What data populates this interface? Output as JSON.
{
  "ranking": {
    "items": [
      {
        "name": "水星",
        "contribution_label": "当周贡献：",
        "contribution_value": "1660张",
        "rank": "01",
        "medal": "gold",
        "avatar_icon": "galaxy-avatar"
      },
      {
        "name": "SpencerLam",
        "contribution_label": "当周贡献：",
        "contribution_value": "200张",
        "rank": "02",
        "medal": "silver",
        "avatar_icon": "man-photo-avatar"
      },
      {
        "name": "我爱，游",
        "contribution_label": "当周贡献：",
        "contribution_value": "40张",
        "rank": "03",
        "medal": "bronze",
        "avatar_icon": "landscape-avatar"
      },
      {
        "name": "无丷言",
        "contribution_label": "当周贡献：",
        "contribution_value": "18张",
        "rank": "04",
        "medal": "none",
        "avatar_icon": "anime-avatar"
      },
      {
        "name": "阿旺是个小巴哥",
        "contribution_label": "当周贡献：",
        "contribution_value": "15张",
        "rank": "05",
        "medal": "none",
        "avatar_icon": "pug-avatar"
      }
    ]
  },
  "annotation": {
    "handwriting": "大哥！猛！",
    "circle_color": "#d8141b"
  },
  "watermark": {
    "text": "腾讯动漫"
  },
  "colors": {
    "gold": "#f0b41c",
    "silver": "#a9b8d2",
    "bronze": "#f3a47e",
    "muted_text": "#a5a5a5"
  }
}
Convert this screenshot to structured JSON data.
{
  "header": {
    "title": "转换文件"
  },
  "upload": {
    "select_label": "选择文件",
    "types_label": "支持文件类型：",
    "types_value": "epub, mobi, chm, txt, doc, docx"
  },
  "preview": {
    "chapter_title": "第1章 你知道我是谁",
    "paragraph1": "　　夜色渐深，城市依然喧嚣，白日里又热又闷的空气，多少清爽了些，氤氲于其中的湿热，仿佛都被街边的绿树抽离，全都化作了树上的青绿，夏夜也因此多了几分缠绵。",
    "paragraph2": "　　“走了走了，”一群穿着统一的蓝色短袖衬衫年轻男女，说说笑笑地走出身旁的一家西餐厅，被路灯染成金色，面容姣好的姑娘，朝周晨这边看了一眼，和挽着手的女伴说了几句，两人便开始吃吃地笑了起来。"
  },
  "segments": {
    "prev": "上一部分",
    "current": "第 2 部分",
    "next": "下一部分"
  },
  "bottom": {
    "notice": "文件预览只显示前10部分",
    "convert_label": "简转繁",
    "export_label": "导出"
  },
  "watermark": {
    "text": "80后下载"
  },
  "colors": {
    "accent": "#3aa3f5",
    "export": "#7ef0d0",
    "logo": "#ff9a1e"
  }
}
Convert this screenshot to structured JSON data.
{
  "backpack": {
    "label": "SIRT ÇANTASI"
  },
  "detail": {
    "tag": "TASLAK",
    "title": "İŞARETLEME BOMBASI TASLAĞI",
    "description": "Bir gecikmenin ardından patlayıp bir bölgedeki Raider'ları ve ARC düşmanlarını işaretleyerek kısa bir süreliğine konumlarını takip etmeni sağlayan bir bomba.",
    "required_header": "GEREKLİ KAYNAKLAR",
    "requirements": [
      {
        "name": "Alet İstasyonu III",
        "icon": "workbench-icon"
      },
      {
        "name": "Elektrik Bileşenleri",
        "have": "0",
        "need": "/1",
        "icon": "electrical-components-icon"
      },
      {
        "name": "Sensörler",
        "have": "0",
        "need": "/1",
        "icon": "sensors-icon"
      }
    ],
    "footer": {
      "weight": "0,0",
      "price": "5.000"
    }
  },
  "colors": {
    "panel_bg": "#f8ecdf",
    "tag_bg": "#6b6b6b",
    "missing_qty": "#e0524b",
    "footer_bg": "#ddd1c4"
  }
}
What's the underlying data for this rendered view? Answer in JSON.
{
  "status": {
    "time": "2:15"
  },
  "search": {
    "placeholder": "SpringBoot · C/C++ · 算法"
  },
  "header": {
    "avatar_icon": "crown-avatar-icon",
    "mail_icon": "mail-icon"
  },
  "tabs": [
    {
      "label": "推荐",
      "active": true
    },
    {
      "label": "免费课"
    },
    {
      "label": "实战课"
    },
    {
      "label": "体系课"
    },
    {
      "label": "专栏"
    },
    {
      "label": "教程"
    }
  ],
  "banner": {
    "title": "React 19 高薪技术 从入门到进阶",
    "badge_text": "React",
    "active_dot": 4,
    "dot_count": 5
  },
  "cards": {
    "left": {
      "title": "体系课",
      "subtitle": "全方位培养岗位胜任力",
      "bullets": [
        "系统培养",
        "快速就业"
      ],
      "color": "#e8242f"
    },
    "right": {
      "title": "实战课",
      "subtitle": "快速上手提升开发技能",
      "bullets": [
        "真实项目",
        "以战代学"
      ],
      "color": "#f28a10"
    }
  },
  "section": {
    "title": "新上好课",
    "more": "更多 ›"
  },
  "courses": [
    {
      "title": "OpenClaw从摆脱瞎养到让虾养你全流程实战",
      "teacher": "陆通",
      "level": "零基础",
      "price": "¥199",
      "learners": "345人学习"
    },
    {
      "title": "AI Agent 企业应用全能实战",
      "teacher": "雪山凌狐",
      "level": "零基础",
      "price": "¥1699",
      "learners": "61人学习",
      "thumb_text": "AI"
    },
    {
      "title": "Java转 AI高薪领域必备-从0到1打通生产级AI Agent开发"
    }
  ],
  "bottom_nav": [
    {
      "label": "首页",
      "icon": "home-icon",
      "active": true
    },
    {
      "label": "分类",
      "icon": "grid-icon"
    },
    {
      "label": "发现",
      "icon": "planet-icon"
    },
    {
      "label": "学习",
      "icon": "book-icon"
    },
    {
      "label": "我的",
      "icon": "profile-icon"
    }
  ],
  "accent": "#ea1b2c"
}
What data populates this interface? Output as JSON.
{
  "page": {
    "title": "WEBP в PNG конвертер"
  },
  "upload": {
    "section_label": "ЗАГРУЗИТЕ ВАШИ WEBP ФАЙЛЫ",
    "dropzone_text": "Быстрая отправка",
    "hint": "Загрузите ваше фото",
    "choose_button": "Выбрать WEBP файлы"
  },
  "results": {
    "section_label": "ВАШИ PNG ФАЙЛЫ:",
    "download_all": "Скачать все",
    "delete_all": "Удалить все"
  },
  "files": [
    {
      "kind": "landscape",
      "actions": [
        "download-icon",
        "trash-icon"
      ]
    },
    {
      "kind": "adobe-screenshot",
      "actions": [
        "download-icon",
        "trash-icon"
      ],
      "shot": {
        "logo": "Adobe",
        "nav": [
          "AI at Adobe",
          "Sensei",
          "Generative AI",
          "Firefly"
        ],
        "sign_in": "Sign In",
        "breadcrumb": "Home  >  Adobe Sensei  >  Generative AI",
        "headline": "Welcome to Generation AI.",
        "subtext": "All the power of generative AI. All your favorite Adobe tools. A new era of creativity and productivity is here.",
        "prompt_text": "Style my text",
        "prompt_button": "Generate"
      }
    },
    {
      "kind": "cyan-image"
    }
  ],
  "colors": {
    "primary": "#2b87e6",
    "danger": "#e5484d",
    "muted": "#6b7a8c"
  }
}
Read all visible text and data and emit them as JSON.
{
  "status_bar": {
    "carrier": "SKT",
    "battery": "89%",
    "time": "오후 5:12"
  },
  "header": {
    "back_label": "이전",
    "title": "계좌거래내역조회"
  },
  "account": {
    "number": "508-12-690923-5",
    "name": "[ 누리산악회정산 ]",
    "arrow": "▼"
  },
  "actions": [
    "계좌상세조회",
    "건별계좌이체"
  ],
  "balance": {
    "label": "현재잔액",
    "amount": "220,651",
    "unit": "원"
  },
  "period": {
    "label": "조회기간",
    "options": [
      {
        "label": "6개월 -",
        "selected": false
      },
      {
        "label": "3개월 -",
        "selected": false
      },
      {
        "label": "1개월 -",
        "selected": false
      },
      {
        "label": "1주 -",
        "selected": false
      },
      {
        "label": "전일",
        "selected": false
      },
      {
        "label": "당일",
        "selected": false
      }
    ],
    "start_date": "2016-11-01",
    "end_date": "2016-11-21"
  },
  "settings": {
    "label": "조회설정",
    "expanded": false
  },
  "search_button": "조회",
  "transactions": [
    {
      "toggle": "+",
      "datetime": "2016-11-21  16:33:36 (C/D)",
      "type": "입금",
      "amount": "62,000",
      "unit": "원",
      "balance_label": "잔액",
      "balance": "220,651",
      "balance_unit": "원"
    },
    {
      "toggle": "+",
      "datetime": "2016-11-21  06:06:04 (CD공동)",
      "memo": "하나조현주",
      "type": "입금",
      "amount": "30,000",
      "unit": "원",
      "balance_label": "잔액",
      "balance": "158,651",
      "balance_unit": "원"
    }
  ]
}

○ ○ ○ ○ ○

Set exercise
In the data above, tally the lines holding "landscape" and answer with the figure only.

Result for this exercise
2